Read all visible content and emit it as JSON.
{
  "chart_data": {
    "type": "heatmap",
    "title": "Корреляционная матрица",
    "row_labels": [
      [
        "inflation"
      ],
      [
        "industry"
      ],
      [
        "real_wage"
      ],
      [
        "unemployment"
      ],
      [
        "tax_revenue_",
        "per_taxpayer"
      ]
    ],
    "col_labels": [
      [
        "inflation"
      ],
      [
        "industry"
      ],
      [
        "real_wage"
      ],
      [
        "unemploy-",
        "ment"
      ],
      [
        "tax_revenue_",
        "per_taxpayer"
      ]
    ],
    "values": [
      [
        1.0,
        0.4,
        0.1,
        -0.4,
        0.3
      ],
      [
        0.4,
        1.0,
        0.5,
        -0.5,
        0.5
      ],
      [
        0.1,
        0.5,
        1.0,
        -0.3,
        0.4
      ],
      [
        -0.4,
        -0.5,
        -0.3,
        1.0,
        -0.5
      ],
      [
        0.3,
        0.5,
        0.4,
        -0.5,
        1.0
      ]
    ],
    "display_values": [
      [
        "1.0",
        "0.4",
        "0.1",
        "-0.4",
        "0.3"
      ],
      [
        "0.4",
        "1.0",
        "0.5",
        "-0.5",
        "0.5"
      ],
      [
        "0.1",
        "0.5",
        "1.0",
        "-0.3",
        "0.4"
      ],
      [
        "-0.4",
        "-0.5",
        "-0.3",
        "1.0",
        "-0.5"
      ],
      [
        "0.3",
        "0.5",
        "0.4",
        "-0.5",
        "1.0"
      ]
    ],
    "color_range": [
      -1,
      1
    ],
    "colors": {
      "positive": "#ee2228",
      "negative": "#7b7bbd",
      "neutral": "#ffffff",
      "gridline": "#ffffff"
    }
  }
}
*-*-*
■ **WHAT YOU SHOULD DO**:
Repeat every entry word for word.

■ **REPLY TO THE EXERCISE**:
Read all visible content and emit it as JSON.
{
  "chart_data": {
    "type": "heatmap",
    "title": "Корреляционная матрица",
    "row_labels": [
      [
        "inflation"
      ],
      [
        "industry"
      ],
      [
        "real_wage"
      ],
      [
        "unemployment"
      ],
      [
        "tax_revenue_",
        "per_taxpayer"
      ]
    ],
    "col_labels": [
      [
        "inflation"
      ],
      [
        "industry"
      ],
      [
        "real_wage"
      ],
      [
        "unemploy-",
        "ment"
      ],
      [
        "tax_revenue_",
        "per_taxpayer"
      ]
    ],
    "values": [
      [
        1.0,
        0.4,
        0.1,
        -0.4,
        0.3
      ],
      [
        0.4,
        1.0,
        0.5,
        -0.5,
        0.5
      ],
      [
        0.1,
        0.5,
        1.0,
        -0.3,
        0.4
      ],
      [
        -0.4,
        -0.5,
        -0.3,
        1.0,
        -0.5
      ],
      [
        0.3,
        0.5,
        0.4,
        -0.5,
        1.0
      ]
    ],
    "display_values": [
      [
        "1.0",
        "0.4",
        "0.1",
        "-0.4",
        "0.3"
      ],
      [
        "0.4",
        "1.0",
        "0.5",
        "-0.5",
        "0.5"
      ],
      [
        "0.1",
        "0.5",
        "1.0",
        "-0.3",
        "0.4"
      ],
      [
        "-0.4",
        "-0.5",
        "-0.3",
        "1.0",
        "-0.5"
      ],
      [
        "0.3",
        "0.5",
        "0.4",
        "-0.5",
        "1.0"
      ]
    ],
    "color_range": [
      -1,
      1
    ],
    "colors": {
      "positive": "#ee2228",
      "negative": "#7b7bbd",
      "neutral": "#ffffff",
      "gridline": "#ffffff"
    }
  }
}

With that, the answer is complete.